■ Exercise details
Whenever a line below holds the word "Weighted", copy that line.

■ Supplied entries
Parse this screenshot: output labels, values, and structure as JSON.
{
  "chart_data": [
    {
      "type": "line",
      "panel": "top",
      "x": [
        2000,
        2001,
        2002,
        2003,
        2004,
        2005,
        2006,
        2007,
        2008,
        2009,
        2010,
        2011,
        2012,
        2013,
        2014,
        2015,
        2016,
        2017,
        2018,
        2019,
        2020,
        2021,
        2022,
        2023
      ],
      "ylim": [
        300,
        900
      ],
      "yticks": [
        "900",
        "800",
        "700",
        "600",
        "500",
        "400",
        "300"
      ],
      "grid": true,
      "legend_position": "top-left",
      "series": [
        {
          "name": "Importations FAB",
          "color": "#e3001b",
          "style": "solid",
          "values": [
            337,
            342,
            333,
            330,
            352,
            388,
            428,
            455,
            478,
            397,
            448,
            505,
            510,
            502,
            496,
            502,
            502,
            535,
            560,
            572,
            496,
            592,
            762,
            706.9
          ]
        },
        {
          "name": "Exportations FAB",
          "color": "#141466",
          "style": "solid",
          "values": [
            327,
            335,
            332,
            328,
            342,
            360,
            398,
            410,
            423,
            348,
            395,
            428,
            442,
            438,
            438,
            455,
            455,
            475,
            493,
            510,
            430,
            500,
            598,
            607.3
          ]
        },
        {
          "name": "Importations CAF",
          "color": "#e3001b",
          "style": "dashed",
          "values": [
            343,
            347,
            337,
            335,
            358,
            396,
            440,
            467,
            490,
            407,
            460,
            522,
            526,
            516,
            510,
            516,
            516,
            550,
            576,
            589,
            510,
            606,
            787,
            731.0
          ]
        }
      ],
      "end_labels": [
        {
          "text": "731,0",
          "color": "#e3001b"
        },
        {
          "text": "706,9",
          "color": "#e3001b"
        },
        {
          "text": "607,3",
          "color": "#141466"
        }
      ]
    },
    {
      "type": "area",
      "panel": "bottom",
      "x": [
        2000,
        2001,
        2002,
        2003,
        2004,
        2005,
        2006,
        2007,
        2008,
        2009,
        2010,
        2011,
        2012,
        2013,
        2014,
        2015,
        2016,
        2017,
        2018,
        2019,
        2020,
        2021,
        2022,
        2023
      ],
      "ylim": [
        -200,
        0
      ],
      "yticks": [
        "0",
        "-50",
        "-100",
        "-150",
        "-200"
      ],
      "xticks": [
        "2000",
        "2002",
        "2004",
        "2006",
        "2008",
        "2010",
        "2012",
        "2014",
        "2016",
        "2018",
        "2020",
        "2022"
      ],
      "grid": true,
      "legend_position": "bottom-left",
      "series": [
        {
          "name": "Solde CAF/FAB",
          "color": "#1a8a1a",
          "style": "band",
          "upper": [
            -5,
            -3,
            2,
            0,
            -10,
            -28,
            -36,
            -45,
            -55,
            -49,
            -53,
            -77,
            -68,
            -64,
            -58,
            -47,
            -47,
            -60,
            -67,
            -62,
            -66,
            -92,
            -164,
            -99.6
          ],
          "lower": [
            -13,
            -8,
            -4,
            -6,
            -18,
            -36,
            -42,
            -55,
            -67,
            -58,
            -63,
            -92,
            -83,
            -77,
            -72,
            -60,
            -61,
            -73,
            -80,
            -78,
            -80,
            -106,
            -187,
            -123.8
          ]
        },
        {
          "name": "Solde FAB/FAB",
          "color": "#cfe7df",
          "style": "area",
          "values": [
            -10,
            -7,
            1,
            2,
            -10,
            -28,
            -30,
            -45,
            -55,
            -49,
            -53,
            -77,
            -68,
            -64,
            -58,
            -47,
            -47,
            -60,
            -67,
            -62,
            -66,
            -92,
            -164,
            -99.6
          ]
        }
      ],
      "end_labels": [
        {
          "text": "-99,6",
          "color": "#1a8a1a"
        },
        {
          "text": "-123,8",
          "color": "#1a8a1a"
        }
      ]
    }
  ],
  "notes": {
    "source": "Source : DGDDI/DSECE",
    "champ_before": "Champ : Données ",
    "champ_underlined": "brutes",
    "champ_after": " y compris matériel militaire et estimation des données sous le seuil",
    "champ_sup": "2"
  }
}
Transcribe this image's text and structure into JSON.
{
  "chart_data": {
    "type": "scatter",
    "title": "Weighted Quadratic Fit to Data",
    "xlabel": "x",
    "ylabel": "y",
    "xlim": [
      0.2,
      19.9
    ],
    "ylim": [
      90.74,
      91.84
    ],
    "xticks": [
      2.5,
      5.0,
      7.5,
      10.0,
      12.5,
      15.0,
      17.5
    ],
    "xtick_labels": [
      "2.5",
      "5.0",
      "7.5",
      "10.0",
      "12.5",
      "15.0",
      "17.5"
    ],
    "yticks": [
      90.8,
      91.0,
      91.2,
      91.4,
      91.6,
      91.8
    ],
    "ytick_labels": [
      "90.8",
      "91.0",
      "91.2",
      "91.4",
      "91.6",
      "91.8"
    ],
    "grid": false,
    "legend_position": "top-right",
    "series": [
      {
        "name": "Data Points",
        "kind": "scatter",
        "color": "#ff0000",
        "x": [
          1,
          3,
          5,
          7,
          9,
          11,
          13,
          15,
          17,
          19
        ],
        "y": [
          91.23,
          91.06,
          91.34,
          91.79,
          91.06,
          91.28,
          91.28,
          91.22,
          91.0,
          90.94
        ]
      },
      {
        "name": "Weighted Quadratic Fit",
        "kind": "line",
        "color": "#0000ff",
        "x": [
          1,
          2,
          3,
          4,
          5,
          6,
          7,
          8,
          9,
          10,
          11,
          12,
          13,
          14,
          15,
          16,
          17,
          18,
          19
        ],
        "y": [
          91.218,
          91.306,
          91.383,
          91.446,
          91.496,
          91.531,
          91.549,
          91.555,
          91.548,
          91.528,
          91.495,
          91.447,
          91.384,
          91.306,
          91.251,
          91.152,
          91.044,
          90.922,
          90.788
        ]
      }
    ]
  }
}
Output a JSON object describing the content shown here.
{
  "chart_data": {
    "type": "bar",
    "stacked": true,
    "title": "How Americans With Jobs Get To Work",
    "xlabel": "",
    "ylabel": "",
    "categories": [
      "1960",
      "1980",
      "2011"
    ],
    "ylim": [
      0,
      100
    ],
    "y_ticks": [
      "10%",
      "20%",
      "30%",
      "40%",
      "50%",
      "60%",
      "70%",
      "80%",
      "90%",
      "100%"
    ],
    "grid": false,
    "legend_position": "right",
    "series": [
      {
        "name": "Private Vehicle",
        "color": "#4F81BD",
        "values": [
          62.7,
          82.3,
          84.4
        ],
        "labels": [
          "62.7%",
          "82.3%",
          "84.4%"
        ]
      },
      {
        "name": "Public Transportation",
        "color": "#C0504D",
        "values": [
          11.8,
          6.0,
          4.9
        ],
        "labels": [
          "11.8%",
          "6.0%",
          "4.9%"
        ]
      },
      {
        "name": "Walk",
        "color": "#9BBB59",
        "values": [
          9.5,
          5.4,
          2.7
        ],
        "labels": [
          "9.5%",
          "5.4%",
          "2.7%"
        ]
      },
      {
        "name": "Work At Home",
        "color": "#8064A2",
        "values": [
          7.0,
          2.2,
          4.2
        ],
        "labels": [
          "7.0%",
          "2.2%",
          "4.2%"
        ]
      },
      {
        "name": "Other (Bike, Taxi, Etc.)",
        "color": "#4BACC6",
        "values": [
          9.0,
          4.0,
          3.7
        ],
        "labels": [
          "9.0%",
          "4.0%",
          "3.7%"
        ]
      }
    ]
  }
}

■ Task output
    "title": "Weighted Quadratic Fit to Data",
        "name": "Weighted Quadratic Fit",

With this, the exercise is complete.